BEGIN Entries provided

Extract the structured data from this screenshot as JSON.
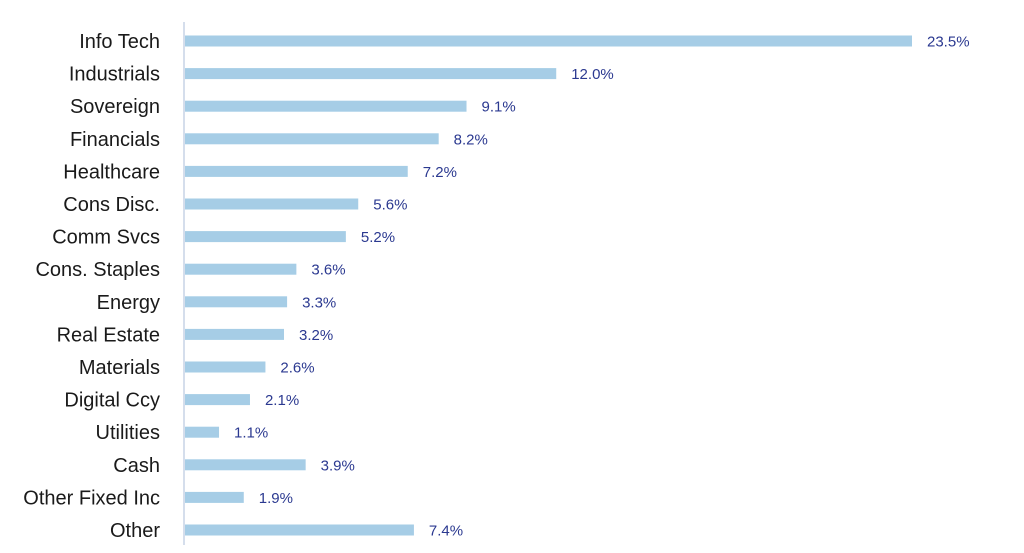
{
  "chart_data": {
    "type": "bar",
    "orientation": "horizontal",
    "categories": [
      "Info Tech",
      "Industrials",
      "Sovereign",
      "Financials",
      "Healthcare",
      "Cons Disc.",
      "Comm Svcs",
      "Cons. Staples",
      "Energy",
      "Real Estate",
      "Materials",
      "Digital Ccy",
      "Utilities",
      "Cash",
      "Other Fixed Inc",
      "Other"
    ],
    "values": [
      23.5,
      12.0,
      9.1,
      8.2,
      7.2,
      5.6,
      5.2,
      3.6,
      3.3,
      3.2,
      2.6,
      2.1,
      1.1,
      3.9,
      1.9,
      7.4
    ],
    "data_labels": [
      "23.5%",
      "12.0%",
      "9.1%",
      "8.2%",
      "7.2%",
      "5.6%",
      "5.2%",
      "3.6%",
      "3.3%",
      "3.2%",
      "2.6%",
      "2.1%",
      "1.1%",
      "3.9%",
      "1.9%",
      "7.4%"
    ],
    "title": "",
    "xlabel": "",
    "ylabel": "",
    "grid": false,
    "legend": "none",
    "colors": {
      "bar": "#a6cde6",
      "data_label": "#2b3990",
      "category_label": "#1a1a1a",
      "axis_line": "#c7d3e6"
    }
  }
}
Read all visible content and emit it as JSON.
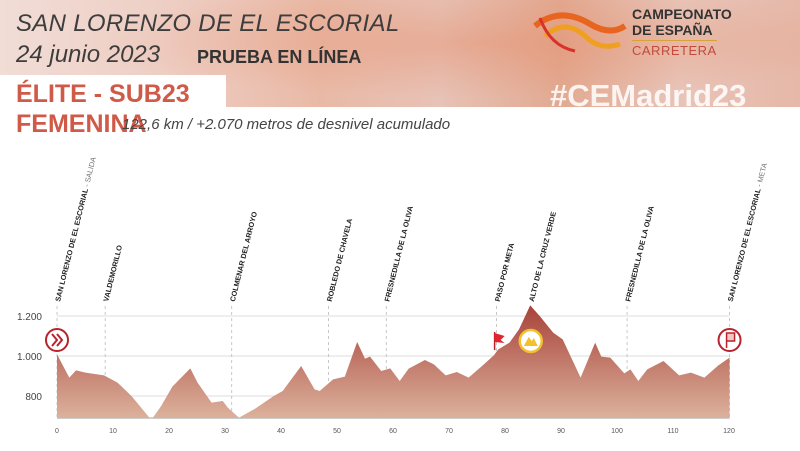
{
  "header": {
    "location": "SAN LORENZO DE EL ESCORIAL",
    "date": "24 junio 2023",
    "event_type": "PRUEBA EN LÍNEA",
    "category_line1": "ÉLITE - SUB23",
    "category_line2": "FEMENINA",
    "distance_info": "122,6 km / +2.070 metros de desnivel acumulado",
    "hashtag": "#CEMadrid23"
  },
  "logo": {
    "line1": "CAMPEONATO",
    "line2": "DE ESPAÑA",
    "line3": "CARRETERA"
  },
  "chart_data": {
    "type": "area",
    "xlabel": "",
    "ylabel": "",
    "xlim": [
      0,
      122.6
    ],
    "ylim": [
      680,
      1260
    ],
    "x_ticks": [
      0,
      10,
      20,
      30,
      40,
      50,
      60,
      70,
      80,
      90,
      100,
      110,
      120
    ],
    "y_ticks": [
      {
        "value": 800,
        "label": "800"
      },
      {
        "value": 1000,
        "label": "1.000"
      },
      {
        "value": 1200,
        "label": "1.200"
      }
    ],
    "grid": "horizontal",
    "colors": {
      "fill_top": "#a8423a",
      "fill_bottom": "#dcb29c",
      "accent": "#c4202b",
      "mountain": "#f2c12e"
    },
    "profile": [
      [
        0,
        1008
      ],
      [
        2.2,
        892
      ],
      [
        3.4,
        928
      ],
      [
        5.1,
        917
      ],
      [
        8.4,
        903
      ],
      [
        10.8,
        867
      ],
      [
        13.3,
        800
      ],
      [
        16.5,
        692
      ],
      [
        17,
        687
      ],
      [
        18.6,
        750
      ],
      [
        20.6,
        847
      ],
      [
        23.8,
        938
      ],
      [
        25.1,
        867
      ],
      [
        27.6,
        767
      ],
      [
        29.6,
        775
      ],
      [
        30.5,
        742
      ],
      [
        32.5,
        692
      ],
      [
        35.4,
        737
      ],
      [
        38.7,
        800
      ],
      [
        40.3,
        825
      ],
      [
        43.6,
        950
      ],
      [
        46,
        833
      ],
      [
        46.9,
        825
      ],
      [
        49.3,
        883
      ],
      [
        51.4,
        897
      ],
      [
        53.6,
        1070
      ],
      [
        55,
        987
      ],
      [
        55.9,
        997
      ],
      [
        57.9,
        925
      ],
      [
        59.5,
        938
      ],
      [
        61.2,
        875
      ],
      [
        62.8,
        937
      ],
      [
        65.7,
        980
      ],
      [
        67.3,
        958
      ],
      [
        69.4,
        903
      ],
      [
        71.4,
        920
      ],
      [
        73.5,
        892
      ],
      [
        75.9,
        950
      ],
      [
        78,
        1003
      ],
      [
        78.8,
        1033
      ],
      [
        80.8,
        1067
      ],
      [
        82.5,
        1133
      ],
      [
        84.5,
        1253
      ],
      [
        86.2,
        1200
      ],
      [
        88.6,
        1117
      ],
      [
        90.3,
        1083
      ],
      [
        93.5,
        892
      ],
      [
        96.1,
        1067
      ],
      [
        97.2,
        997
      ],
      [
        98.8,
        992
      ],
      [
        101.3,
        913
      ],
      [
        102.4,
        933
      ],
      [
        103.8,
        875
      ],
      [
        105.4,
        933
      ],
      [
        108.3,
        975
      ],
      [
        111.1,
        903
      ],
      [
        113.2,
        917
      ],
      [
        115.6,
        892
      ],
      [
        118.1,
        953
      ],
      [
        120.1,
        992
      ]
    ],
    "waypoints": [
      {
        "km": 0,
        "name": "SAN LORENZO DE EL ESCORIAL",
        "suffix": " - SALIDA",
        "icon": "start-icon"
      },
      {
        "km": 8.6,
        "name": "VALDEMORILLO",
        "suffix": ""
      },
      {
        "km": 31.2,
        "name": "COLMENAR DEL ARROYO",
        "suffix": ""
      },
      {
        "km": 48.5,
        "name": "ROBLEDO DE CHAVELA",
        "suffix": ""
      },
      {
        "km": 58.8,
        "name": "FRESNEDILLA DE LA OLIVA",
        "suffix": ""
      },
      {
        "km": 78.5,
        "name": "PASO POR META",
        "suffix": "",
        "icon": "flag-icon"
      },
      {
        "km": 84.6,
        "name": "ALTO DE LA CRUZ VERDE",
        "suffix": "",
        "icon": "mountain-icon"
      },
      {
        "km": 101.8,
        "name": "FRESNEDILLA DE LA OLIVA",
        "suffix": ""
      },
      {
        "km": 120.1,
        "name": "SAN LORENZO DE EL ESCORIAL",
        "suffix": " - META",
        "icon": "finish-icon"
      }
    ]
  }
}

END Entries provided

• **The task**: Set down the records in full and exactly. Do not carry over any image.

• **Written answer**:
Extract the structured data from this screenshot as JSON.
{
  "chart_data": {
    "type": "bar",
    "orientation": "horizontal",
    "categories": [
      "Info Tech",
      "Industrials",
      "Sovereign",
      "Financials",
      "Healthcare",
      "Cons Disc.",
      "Comm Svcs",
      "Cons. Staples",
      "Energy",
      "Real Estate",
      "Materials",
      "Digital Ccy",
      "Utilities",
      "Cash",
      "Other Fixed Inc",
      "Other"
    ],
    "values": [
      23.5,
      12.0,
      9.1,
      8.2,
      7.2,
      5.6,
      5.2,
      3.6,
      3.3,
      3.2,
      2.6,
      2.1,
      1.1,
      3.9,
      1.9,
      7.4
    ],
    "data_labels": [
      "23.5%",
      "12.0%",
      "9.1%",
      "8.2%",
      "7.2%",
      "5.6%",
      "5.2%",
      "3.6%",
      "3.3%",
      "3.2%",
      "2.6%",
      "2.1%",
      "1.1%",
      "3.9%",
      "1.9%",
      "7.4%"
    ],
    "title": "",
    "xlabel": "",
    "ylabel": "",
    "grid": false,
    "legend": "none",
    "colors": {
      "bar": "#a6cde6",
      "data_label": "#2b3990",
      "category_label": "#1a1a1a",
      "axis_line": "#c7d3e6"
    }
  }
}
Read all visible content and emit it as JSON.
{
  "header": {
    "location": "SAN LORENZO DE EL ESCORIAL",
    "date": "24 junio 2023",
    "event_type": "PRUEBA EN LÍNEA",
    "category_line1": "ÉLITE - SUB23",
    "category_line2": "FEMENINA",
    "distance_info": "122,6 km / +2.070 metros de desnivel acumulado",
    "hashtag": "#CEMadrid23"
  },
  "logo": {
    "line1": "CAMPEONATO",
    "line2": "DE ESPAÑA",
    "line3": "CARRETERA"
  },
  "chart_data": {
    "type": "area",
    "xlabel": "",
    "ylabel": "",
    "xlim": [
      0,
      122.6
    ],
    "ylim": [
      680,
      1260
    ],
    "x_ticks": [
      0,
      10,
      20,
      30,
      40,
      50,
      60,
      70,
      80,
      90,
      100,
      110,
      120
    ],
    "y_ticks": [
      {
        "value": 800,
        "label": "800"
      },
      {
        "value": 1000,
        "label": "1.000"
      },
      {
        "value": 1200,
        "label": "1.200"
      }
    ],
    "grid": "horizontal",
    "colors": {
      "fill_top": "#a8423a",
      "fill_bottom": "#dcb29c",
      "accent": "#c4202b",
      "mountain": "#f2c12e"
    },
    "profile": [
      [
        0,
        1008
      ],
      [
        2.2,
        892
      ],
      [
        3.4,
        928
      ],
      [
        5.1,
        917
      ],
      [
        8.4,
        903
      ],
      [
        10.8,
        867
      ],
      [
        13.3,
        800
      ],
      [
        16.5,
        692
      ],
      [
        17,
        687
      ],
      [
        18.6,
        750
      ],
      [
        20.6,
        847
      ],
      [
        23.8,
        938
      ],
      [
        25.1,
        867
      ],
      [
        27.6,
        767
      ],
      [
        29.6,
        775
      ],
      [
        30.5,
        742
      ],
      [
        32.5,
        692
      ],
      [
        35.4,
        737
      ],
      [
        38.7,
        800
      ],
      [
        40.3,
        825
      ],
      [
        43.6,
        950
      ],
      [
        46,
        833
      ],
      [
        46.9,
        825
      ],
      [
        49.3,
        883
      ],
      [
        51.4,
        897
      ],
      [
        53.6,
        1070
      ],
      [
        55,
        987
      ],
      [
        55.9,
        997
      ],
      [
        57.9,
        925
      ],
      [
        59.5,
        938
      ],
      [
        61.2,
        875
      ],
      [
        62.8,
        937
      ],
      [
        65.7,
        980
      ],
      [
        67.3,
        958
      ],
      [
        69.4,
        903
      ],
      [
        71.4,
        920
      ],
      [
        73.5,
        892
      ],
      [
        75.9,
        950
      ],
      [
        78,
        1003
      ],
      [
        78.8,
        1033
      ],
      [
        80.8,
        1067
      ],
      [
        82.5,
        1133
      ],
      [
        84.5,
        1253
      ],
      [
        86.2,
        1200
      ],
      [
        88.6,
        1117
      ],
      [
        90.3,
        1083
      ],
      [
        93.5,
        892
      ],
      [
        96.1,
        1067
      ],
      [
        97.2,
        997
      ],
      [
        98.8,
        992
      ],
      [
        101.3,
        913
      ],
      [
        102.4,
        933
      ],
      [
        103.8,
        875
      ],
      [
        105.4,
        933
      ],
      [
        108.3,
        975
      ],
      [
        111.1,
        903
      ],
      [
        113.2,
        917
      ],
      [
        115.6,
        892
      ],
      [
        118.1,
        953
      ],
      [
        120.1,
        992
      ]
    ],
    "waypoints": [
      {
        "km": 0,
        "name": "SAN LORENZO DE EL ESCORIAL",
        "suffix": " - SALIDA",
        "icon": "start-icon"
      },
      {
        "km": 8.6,
        "name": "VALDEMORILLO",
        "suffix": ""
      },
      {
        "km": 31.2,
        "name": "COLMENAR DEL ARROYO",
        "suffix": ""
      },
      {
        "km": 48.5,
        "name": "ROBLEDO DE CHAVELA",
        "suffix": ""
      },
      {
        "km": 58.8,
        "name": "FRESNEDILLA DE LA OLIVA",
        "suffix": ""
      },
      {
        "km": 78.5,
        "name": "PASO POR META",
        "suffix": "",
        "icon": "flag-icon"
      },
      {
        "km": 84.6,
        "name": "ALTO DE LA CRUZ VERDE",
        "suffix": "",
        "icon": "mountain-icon"
      },
      {
        "km": 101.8,
        "name": "FRESNEDILLA DE LA OLIVA",
        "suffix": ""
      },
      {
        "km": 120.1,
        "name": "SAN LORENZO DE EL ESCORIAL",
        "suffix": " - META",
        "icon": "finish-icon"
      }
    ]
  }
}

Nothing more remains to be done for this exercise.